--- START ---

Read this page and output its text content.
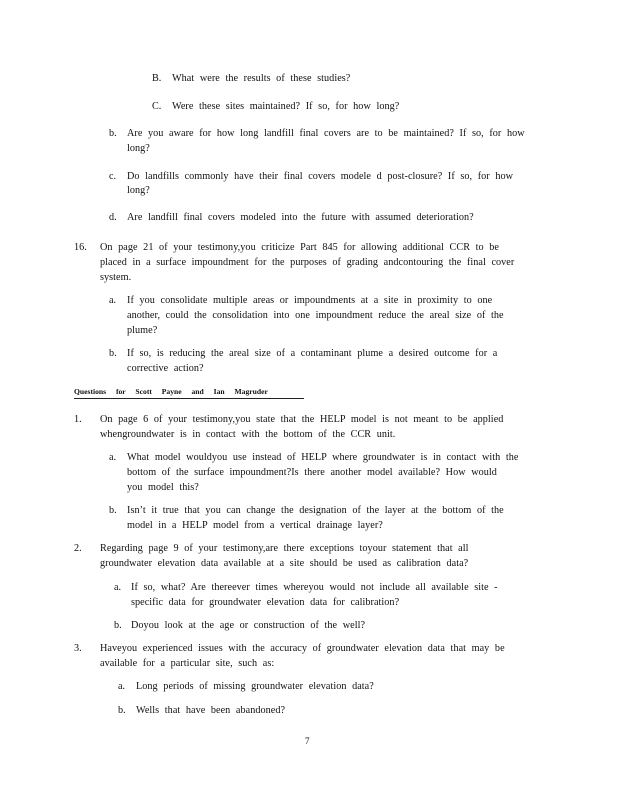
B. What were the results of these studies?
C. Were these sites maintained? If so, for how long?
b. Are you aware for how long landfill final covers are to be maintained? If so, for how
long?
c. Do landfills commonly have their final covers modele d post-closure? If so, for how
long?
d. Are landfill final covers modeled into the future with assumed deterioration?
16. On page 21 of your testimony,you criticize Part 845 for allowing additional CCR to be
placed in a surface impoundment for the purposes of grading andcontouring the final cover
system.
a. If you consolidate multiple areas or impoundments at a site in proximity to one
another, could the consolidation into one impoundment reduce the areal size of the
plume?
b. If so, is reducing the areal size of a contaminant plume a desired outcome for a
corrective action?
Questions for Scott Payne and Ian Magruder
1. On page 6 of your testimony,you state that the HELP model is not meant to be applied
whengroundwater is in contact with the bottom of the CCR unit.
a. What model wouldyou use instead of HELP where groundwater is in contact with the
bottom of the surface impoundment?Is there another model available? How would
you model this?
b. Isn’t it true that you can change the designation of the layer at the bottom of the
model in a HELP model from a vertical drainage layer?
2. Regarding page 9 of your testimony,are there exceptions toyour statement that all
groundwater elevation data available at a site should be used as calibration data?
a. If so, what? Are thereever times whereyou would not include all available site -
specific data for groundwater elevation data for calibration?
b. Doyou look at the age or construction of the well?
3. Haveyou experienced issues with the accuracy of groundwater elevation data that may be
available for a particular site, such as:
a. Long periods of missing groundwater elevation data?
b. Wells that have been abandoned?
7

--- END ---

* [Set task]:
Gather each line in these records that contains the string "plume".

* [Result for this exercise]:
plume?
b. If so, is reducing the areal size of a contaminant plume a desired outcome for a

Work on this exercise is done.